Written task:
Write out all the material exactly. Leave nothing out.

[Figure data in JSON]

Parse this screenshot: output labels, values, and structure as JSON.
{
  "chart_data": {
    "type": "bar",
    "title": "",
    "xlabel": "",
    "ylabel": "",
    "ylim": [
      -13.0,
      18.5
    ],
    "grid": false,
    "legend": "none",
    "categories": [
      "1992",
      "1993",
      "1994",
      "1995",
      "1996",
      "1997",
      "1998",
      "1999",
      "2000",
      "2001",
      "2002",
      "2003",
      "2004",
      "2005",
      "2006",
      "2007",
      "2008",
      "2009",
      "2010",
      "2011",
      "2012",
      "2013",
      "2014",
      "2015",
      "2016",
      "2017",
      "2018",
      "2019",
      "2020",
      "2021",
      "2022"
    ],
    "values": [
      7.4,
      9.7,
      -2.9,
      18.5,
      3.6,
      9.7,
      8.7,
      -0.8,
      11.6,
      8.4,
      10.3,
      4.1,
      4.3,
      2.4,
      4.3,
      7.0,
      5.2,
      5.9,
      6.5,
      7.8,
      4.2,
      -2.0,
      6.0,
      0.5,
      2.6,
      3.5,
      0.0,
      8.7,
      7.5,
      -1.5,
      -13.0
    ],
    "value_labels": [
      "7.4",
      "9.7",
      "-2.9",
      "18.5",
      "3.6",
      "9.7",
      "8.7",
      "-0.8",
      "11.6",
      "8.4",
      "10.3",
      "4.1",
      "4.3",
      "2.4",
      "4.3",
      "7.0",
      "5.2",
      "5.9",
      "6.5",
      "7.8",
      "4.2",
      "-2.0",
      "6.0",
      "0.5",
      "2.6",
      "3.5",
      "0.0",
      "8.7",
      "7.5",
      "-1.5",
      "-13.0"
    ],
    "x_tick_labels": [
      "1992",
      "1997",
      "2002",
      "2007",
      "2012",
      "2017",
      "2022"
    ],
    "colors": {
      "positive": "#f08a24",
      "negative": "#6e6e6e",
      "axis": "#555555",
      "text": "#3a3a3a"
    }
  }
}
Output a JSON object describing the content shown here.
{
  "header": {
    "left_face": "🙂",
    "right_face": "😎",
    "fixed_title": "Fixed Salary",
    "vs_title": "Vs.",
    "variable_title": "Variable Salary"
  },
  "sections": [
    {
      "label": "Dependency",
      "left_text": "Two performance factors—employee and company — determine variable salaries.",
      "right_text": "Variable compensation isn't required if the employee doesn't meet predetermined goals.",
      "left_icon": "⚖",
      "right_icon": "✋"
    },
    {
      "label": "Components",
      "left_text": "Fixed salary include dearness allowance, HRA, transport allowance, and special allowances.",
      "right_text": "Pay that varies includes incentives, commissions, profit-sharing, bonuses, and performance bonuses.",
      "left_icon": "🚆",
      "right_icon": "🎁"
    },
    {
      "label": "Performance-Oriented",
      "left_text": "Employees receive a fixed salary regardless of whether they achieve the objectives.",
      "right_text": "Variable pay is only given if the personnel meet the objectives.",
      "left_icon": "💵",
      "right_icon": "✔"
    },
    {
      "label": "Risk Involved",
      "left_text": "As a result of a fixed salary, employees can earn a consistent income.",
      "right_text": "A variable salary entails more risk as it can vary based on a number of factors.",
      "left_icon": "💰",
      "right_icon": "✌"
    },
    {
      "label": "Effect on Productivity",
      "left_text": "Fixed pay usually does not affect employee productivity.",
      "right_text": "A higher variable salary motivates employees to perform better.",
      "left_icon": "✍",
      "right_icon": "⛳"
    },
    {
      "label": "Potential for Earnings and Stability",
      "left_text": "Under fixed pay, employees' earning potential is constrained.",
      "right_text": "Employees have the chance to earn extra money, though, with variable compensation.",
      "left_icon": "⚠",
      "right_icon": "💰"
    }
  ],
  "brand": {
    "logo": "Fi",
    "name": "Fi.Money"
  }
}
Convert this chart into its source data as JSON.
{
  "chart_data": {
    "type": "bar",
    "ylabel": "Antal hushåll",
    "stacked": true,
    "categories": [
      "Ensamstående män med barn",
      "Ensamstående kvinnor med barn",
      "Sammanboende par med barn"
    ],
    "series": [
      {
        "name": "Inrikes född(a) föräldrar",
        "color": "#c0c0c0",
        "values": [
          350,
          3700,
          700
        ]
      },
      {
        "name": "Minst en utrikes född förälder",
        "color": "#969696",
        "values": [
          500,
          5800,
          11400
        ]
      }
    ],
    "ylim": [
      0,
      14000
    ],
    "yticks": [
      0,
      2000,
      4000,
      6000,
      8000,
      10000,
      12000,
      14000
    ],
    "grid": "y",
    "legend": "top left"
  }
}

The answer:
Parse this screenshot: output labels, values, and structure as JSON.
{
  "chart_data": {
    "type": "bar",
    "title": "",
    "xlabel": "",
    "ylabel": "",
    "ylim": [
      -13.0,
      18.5
    ],
    "grid": false,
    "legend": "none",
    "categories": [
      "1992",
      "1993",
      "1994",
      "1995",
      "1996",
      "1997",
      "1998",
      "1999",
      "2000",
      "2001",
      "2002",
      "2003",
      "2004",
      "2005",
      "2006",
      "2007",
      "2008",
      "2009",
      "2010",
      "2011",
      "2012",
      "2013",
      "2014",
      "2015",
      "2016",
      "2017",
      "2018",
      "2019",
      "2020",
      "2021",
      "2022"
    ],
    "values": [
      7.4,
      9.7,
      -2.9,
      18.5,
      3.6,
      9.7,
      8.7,
      -0.8,
      11.6,
      8.4,
      10.3,
      4.1,
      4.3,
      2.4,
      4.3,
      7.0,
      5.2,
      5.9,
      6.5,
      7.8,
      4.2,
      -2.0,
      6.0,
      0.5,
      2.6,
      3.5,
      0.0,
      8.7,
      7.5,
      -1.5,
      -13.0
    ],
    "value_labels": [
      "7.4",
      "9.7",
      "-2.9",
      "18.5",
      "3.6",
      "9.7",
      "8.7",
      "-0.8",
      "11.6",
      "8.4",
      "10.3",
      "4.1",
      "4.3",
      "2.4",
      "4.3",
      "7.0",
      "5.2",
      "5.9",
      "6.5",
      "7.8",
      "4.2",
      "-2.0",
      "6.0",
      "0.5",
      "2.6",
      "3.5",
      "0.0",
      "8.7",
      "7.5",
      "-1.5",
      "-13.0"
    ],
    "x_tick_labels": [
      "1992",
      "1997",
      "2002",
      "2007",
      "2012",
      "2017",
      "2022"
    ],
    "colors": {
      "positive": "#f08a24",
      "negative": "#6e6e6e",
      "axis": "#555555",
      "text": "#3a3a3a"
    }
  }
}
Output a JSON object describing the content shown here.
{
  "header": {
    "left_face": "🙂",
    "right_face": "😎",
    "fixed_title": "Fixed Salary",
    "vs_title": "Vs.",
    "variable_title": "Variable Salary"
  },
  "sections": [
    {
      "label": "Dependency",
      "left_text": "Two performance factors—employee and company — determine variable salaries.",
      "right_text": "Variable compensation isn't required if the employee doesn't meet predetermined goals.",
      "left_icon": "⚖",
      "right_icon": "✋"
    },
    {
      "label": "Components",
      "left_text": "Fixed salary include dearness allowance, HRA, transport allowance, and special allowances.",
      "right_text": "Pay that varies includes incentives, commissions, profit-sharing, bonuses, and performance bonuses.",
      "left_icon": "🚆",
      "right_icon": "🎁"
    },
    {
      "label": "Performance-Oriented",
      "left_text": "Employees receive a fixed salary regardless of whether they achieve the objectives.",
      "right_text": "Variable pay is only given if the personnel meet the objectives.",
      "left_icon": "💵",
      "right_icon": "✔"
    },
    {
      "label": "Risk Involved",
      "left_text": "As a result of a fixed salary, employees can earn a consistent income.",
      "right_text": "A variable salary entails more risk as it can vary based on a number of factors.",
      "left_icon": "💰",
      "right_icon": "✌"
    },
    {
      "label": "Effect on Productivity",
      "left_text": "Fixed pay usually does not affect employee productivity.",
      "right_text": "A higher variable salary motivates employees to perform better.",
      "left_icon": "✍",
      "right_icon": "⛳"
    },
    {
      "label": "Potential for Earnings and Stability",
      "left_text": "Under fixed pay, employees' earning potential is constrained.",
      "right_text": "Employees have the chance to earn extra money, though, with variable compensation.",
      "left_icon": "⚠",
      "right_icon": "💰"
    }
  ],
  "brand": {
    "logo": "Fi",
    "name": "Fi.Money"
  }
}
Convert this chart into its source data as JSON.
{
  "chart_data": {
    "type": "bar",
    "ylabel": "Antal hushåll",
    "stacked": true,
    "categories": [
      "Ensamstående män med barn",
      "Ensamstående kvinnor med barn",
      "Sammanboende par med barn"
    ],
    "series": [
      {
        "name": "Inrikes född(a) föräldrar",
        "color": "#c0c0c0",
        "values": [
          350,
          3700,
          700
        ]
      },
      {
        "name": "Minst en utrikes född förälder",
        "color": "#969696",
        "values": [
          500,
          5800,
          11400
        ]
      }
    ],
    "ylim": [
      0,
      14000
    ],
    "yticks": [
      0,
      2000,
      4000,
      6000,
      8000,
      10000,
      12000,
      14000
    ],
    "grid": "y",
    "legend": "top left"
  }
}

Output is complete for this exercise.